>> BEGIN Listed entries
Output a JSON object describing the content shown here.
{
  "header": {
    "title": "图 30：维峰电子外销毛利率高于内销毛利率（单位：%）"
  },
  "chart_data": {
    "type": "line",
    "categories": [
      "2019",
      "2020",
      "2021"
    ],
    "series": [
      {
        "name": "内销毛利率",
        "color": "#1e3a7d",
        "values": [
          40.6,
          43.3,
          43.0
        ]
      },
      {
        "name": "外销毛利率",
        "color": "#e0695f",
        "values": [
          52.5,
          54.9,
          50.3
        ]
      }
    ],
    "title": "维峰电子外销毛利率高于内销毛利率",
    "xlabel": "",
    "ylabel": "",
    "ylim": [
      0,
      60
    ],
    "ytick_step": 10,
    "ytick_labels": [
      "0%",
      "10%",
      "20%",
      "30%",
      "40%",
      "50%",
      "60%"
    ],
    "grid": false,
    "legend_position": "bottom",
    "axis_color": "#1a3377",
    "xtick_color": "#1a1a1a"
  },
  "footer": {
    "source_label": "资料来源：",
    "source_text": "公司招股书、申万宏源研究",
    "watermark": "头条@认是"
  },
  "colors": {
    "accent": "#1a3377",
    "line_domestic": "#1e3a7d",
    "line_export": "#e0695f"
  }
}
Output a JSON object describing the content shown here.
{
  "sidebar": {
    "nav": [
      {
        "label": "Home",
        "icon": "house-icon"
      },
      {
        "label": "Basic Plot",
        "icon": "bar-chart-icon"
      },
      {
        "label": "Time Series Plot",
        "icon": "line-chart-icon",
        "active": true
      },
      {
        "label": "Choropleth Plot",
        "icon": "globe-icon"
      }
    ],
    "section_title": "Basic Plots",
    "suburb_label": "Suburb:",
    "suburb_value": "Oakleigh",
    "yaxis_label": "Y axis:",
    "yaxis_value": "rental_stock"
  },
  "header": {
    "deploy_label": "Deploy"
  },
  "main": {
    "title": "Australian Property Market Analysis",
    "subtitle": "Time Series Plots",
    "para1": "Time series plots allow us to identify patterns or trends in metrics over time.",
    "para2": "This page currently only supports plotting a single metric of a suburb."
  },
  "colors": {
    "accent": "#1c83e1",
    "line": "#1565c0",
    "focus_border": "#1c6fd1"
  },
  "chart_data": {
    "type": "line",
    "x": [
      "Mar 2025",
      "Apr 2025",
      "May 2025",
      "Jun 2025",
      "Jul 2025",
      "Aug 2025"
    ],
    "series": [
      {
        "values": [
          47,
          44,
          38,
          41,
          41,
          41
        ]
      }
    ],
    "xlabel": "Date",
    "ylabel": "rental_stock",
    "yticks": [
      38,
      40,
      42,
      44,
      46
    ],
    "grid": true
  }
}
>> END Listed entries
What you will do:
Without leaving anything out, give the entries again exactly.

Complete output:
Output a JSON object describing the content shown here.
{
  "header": {
    "title": "图 30：维峰电子外销毛利率高于内销毛利率（单位：%）"
  },
  "chart_data": {
    "type": "line",
    "categories": [
      "2019",
      "2020",
      "2021"
    ],
    "series": [
      {
        "name": "内销毛利率",
        "color": "#1e3a7d",
        "values": [
          40.6,
          43.3,
          43.0
        ]
      },
      {
        "name": "外销毛利率",
        "color": "#e0695f",
        "values": [
          52.5,
          54.9,
          50.3
        ]
      }
    ],
    "title": "维峰电子外销毛利率高于内销毛利率",
    "xlabel": "",
    "ylabel": "",
    "ylim": [
      0,
      60
    ],
    "ytick_step": 10,
    "ytick_labels": [
      "0%",
      "10%",
      "20%",
      "30%",
      "40%",
      "50%",
      "60%"
    ],
    "grid": false,
    "legend_position": "bottom",
    "axis_color": "#1a3377",
    "xtick_color": "#1a1a1a"
  },
  "footer": {
    "source_label": "资料来源：",
    "source_text": "公司招股书、申万宏源研究",
    "watermark": "头条@认是"
  },
  "colors": {
    "accent": "#1a3377",
    "line_domestic": "#1e3a7d",
    "line_export": "#e0695f"
  }
}
Output a JSON object describing the content shown here.
{
  "sidebar": {
    "nav": [
      {
        "label": "Home",
        "icon": "house-icon"
      },
      {
        "label": "Basic Plot",
        "icon": "bar-chart-icon"
      },
      {
        "label": "Time Series Plot",
        "icon": "line-chart-icon",
        "active": true
      },
      {
        "label": "Choropleth Plot",
        "icon": "globe-icon"
      }
    ],
    "section_title": "Basic Plots",
    "suburb_label": "Suburb:",
    "suburb_value": "Oakleigh",
    "yaxis_label": "Y axis:",
    "yaxis_value": "rental_stock"
  },
  "header": {
    "deploy_label": "Deploy"
  },
  "main": {
    "title": "Australian Property Market Analysis",
    "subtitle": "Time Series Plots",
    "para1": "Time series plots allow us to identify patterns or trends in metrics over time.",
    "para2": "This page currently only supports plotting a single metric of a suburb."
  },
  "colors": {
    "accent": "#1c83e1",
    "line": "#1565c0",
    "focus_border": "#1c6fd1"
  },
  "chart_data": {
    "type": "line",
    "x": [
      "Mar 2025",
      "Apr 2025",
      "May 2025",
      "Jun 2025",
      "Jul 2025",
      "Aug 2025"
    ],
    "series": [
      {
        "values": [
          47,
          44,
          38,
          41,
          41,
          41
        ]
      }
    ],
    "xlabel": "Date",
    "ylabel": "rental_stock",
    "yticks": [
      38,
      40,
      42,
      44,
      46
    ],
    "grid": true
  }
}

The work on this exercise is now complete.